DATASET RECORDS:

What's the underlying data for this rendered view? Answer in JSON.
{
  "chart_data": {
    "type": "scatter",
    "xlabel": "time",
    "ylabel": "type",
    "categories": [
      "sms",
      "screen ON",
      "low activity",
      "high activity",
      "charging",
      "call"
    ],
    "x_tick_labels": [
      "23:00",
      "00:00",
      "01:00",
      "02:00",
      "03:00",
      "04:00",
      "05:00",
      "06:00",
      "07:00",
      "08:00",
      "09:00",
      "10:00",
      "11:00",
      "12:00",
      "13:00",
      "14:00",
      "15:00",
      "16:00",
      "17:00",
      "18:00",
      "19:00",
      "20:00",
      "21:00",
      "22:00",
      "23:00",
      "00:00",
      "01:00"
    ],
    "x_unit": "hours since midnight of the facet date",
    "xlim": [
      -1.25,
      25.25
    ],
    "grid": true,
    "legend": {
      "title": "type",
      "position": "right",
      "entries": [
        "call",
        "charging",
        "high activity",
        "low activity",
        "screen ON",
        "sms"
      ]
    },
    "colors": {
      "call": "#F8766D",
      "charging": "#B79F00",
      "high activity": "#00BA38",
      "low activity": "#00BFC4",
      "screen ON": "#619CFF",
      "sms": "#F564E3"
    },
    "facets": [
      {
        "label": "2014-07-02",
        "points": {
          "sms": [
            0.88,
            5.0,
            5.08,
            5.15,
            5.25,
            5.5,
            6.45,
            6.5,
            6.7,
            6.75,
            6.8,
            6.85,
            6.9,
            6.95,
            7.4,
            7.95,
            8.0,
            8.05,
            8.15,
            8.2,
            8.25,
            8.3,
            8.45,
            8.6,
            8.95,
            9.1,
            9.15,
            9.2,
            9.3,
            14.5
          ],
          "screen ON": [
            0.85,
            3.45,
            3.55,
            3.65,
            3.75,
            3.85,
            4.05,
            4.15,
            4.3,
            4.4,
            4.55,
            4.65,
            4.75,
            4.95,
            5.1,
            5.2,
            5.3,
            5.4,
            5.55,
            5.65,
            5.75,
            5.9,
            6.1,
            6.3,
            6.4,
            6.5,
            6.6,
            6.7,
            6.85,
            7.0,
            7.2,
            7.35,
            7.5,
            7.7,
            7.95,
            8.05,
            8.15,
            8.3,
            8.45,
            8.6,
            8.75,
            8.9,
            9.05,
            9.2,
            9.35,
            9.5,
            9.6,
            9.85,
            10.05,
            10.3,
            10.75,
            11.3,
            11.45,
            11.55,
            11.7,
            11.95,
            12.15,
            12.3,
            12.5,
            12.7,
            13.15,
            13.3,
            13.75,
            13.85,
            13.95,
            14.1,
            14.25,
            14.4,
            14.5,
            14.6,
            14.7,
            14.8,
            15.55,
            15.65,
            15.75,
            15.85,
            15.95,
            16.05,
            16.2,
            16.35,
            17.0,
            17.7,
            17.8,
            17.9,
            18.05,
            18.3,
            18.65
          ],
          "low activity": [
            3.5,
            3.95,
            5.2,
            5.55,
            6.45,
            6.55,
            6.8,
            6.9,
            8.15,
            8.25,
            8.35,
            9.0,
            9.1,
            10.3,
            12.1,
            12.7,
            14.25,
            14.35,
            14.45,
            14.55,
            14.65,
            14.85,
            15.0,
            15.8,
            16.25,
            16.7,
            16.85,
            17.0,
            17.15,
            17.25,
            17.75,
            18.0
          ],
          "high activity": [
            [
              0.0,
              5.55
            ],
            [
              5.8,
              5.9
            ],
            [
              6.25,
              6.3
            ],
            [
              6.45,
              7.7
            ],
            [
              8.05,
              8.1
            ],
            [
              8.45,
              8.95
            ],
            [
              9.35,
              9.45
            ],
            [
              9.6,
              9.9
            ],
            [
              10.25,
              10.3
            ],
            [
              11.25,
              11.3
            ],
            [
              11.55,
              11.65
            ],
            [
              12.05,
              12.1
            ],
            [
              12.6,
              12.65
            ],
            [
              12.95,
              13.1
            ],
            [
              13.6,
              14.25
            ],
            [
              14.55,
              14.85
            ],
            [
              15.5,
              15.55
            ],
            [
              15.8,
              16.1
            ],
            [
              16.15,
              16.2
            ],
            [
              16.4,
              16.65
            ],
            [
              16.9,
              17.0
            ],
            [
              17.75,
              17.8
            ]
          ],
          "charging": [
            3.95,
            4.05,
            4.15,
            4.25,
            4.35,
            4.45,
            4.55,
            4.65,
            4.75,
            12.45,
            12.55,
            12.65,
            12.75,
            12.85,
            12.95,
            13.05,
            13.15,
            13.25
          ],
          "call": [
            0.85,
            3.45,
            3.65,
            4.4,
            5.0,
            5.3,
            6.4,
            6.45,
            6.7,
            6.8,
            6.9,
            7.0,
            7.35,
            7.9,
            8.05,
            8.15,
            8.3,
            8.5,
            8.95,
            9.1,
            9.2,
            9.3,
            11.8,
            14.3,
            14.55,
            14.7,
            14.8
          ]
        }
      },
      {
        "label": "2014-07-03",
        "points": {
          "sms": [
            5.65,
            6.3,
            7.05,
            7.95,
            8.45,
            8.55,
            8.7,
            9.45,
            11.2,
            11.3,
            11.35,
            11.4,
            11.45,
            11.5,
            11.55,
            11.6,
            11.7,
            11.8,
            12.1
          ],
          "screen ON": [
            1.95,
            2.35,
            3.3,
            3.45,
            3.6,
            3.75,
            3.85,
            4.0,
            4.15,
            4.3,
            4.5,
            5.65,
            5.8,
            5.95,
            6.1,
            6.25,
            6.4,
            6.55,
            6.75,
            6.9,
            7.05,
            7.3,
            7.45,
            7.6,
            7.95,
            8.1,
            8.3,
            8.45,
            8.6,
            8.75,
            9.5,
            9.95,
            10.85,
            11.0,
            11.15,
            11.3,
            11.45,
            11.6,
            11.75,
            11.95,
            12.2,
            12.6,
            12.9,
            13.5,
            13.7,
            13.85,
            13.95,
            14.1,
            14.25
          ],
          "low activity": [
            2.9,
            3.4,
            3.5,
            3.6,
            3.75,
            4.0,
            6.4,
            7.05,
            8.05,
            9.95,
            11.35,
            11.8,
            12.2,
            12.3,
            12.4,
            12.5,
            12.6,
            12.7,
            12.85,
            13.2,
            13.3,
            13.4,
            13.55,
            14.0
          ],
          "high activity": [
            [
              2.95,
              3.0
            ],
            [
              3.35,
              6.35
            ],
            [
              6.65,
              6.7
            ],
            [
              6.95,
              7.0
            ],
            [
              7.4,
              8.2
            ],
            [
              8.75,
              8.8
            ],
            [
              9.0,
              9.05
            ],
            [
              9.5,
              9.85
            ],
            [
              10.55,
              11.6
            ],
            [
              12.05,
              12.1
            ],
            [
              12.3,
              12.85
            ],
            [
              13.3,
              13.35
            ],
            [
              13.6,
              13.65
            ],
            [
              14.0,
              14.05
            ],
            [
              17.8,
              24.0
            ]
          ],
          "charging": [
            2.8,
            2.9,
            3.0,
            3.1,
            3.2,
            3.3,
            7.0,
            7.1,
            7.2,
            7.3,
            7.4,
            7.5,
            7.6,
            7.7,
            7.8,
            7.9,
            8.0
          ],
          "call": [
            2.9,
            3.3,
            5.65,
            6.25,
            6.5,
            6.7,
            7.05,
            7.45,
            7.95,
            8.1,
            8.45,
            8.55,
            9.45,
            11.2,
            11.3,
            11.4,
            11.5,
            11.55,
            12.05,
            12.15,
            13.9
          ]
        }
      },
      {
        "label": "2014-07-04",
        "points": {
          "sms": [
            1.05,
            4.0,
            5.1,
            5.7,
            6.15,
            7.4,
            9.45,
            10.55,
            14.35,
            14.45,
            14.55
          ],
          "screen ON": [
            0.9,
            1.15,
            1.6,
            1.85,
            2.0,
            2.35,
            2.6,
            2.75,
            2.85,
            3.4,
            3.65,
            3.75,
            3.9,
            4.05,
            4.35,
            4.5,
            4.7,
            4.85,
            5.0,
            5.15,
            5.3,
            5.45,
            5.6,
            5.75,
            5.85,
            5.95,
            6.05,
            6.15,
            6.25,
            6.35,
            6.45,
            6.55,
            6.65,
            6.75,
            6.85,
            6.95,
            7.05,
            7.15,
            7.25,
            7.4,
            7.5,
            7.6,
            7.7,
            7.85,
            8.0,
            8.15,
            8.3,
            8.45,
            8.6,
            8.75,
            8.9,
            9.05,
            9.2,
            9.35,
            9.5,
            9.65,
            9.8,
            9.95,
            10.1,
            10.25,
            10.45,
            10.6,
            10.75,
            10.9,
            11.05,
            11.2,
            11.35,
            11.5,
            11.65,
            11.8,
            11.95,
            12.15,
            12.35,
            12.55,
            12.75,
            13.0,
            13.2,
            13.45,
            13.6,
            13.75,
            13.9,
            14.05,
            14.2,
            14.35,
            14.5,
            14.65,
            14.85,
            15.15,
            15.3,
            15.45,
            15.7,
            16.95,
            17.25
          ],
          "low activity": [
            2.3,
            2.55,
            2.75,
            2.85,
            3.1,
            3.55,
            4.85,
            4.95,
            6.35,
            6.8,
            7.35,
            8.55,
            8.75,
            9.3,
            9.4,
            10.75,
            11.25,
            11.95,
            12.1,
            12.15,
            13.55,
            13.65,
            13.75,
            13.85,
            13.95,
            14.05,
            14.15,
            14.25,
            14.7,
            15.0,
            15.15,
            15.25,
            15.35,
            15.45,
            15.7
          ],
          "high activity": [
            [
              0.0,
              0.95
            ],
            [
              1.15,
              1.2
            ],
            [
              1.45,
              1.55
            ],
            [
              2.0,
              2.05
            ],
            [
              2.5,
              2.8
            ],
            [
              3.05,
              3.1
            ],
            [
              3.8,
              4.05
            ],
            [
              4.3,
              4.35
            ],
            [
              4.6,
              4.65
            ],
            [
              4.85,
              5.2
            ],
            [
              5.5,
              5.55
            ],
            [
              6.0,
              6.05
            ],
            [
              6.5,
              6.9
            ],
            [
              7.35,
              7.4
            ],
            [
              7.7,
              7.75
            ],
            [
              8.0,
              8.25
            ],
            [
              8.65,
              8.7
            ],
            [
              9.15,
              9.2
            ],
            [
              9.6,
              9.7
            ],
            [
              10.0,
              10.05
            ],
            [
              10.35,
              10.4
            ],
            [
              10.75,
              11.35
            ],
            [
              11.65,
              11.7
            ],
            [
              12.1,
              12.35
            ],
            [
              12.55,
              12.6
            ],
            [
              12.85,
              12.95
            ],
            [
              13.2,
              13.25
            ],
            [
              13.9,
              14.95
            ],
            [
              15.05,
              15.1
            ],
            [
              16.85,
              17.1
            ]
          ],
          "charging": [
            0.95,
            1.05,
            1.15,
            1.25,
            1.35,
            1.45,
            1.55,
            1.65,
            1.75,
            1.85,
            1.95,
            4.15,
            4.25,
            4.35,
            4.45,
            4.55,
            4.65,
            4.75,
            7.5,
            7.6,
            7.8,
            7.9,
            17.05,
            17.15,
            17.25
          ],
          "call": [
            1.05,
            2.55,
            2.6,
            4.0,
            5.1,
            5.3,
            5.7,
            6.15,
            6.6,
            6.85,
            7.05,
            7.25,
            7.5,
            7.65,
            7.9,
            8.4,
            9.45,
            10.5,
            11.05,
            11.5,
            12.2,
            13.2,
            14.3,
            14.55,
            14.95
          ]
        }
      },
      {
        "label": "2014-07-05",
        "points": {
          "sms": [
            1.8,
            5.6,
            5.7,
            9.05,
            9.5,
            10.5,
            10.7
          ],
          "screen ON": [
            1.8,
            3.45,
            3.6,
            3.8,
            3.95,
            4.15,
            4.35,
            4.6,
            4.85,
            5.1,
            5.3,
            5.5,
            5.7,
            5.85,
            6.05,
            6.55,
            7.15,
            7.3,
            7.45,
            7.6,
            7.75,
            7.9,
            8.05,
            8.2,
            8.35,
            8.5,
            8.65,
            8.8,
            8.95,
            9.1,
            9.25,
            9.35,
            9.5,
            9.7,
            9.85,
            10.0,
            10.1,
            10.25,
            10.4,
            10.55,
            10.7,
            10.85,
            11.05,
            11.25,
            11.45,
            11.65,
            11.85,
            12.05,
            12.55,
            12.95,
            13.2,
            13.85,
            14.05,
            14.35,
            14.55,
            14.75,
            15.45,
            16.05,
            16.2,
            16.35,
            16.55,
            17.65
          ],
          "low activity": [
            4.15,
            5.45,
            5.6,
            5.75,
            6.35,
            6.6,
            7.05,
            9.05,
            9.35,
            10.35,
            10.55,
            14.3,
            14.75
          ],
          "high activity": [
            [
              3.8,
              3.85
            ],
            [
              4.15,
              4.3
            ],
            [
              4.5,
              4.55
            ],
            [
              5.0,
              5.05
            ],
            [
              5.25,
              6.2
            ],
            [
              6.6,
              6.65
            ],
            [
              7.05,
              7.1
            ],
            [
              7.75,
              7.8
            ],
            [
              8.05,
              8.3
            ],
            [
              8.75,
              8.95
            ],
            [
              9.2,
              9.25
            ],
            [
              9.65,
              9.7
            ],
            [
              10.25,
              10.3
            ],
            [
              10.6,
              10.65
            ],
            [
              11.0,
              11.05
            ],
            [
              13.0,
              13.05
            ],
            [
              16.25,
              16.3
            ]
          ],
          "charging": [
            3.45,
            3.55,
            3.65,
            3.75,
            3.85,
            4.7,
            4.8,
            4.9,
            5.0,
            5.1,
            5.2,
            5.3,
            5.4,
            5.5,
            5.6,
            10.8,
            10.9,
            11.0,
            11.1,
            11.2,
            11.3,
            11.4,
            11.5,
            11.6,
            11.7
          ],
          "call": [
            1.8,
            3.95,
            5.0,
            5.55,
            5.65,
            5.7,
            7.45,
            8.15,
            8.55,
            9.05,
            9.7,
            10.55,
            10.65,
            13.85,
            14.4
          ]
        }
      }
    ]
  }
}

INSTRUCTIONS TO FOLLOW:
Review the preceding data and report every line that includes the string "type".

OUTPUT OF THE TASK:
    "type": "scatter",
    "ylabel": "type",
      "title": "type",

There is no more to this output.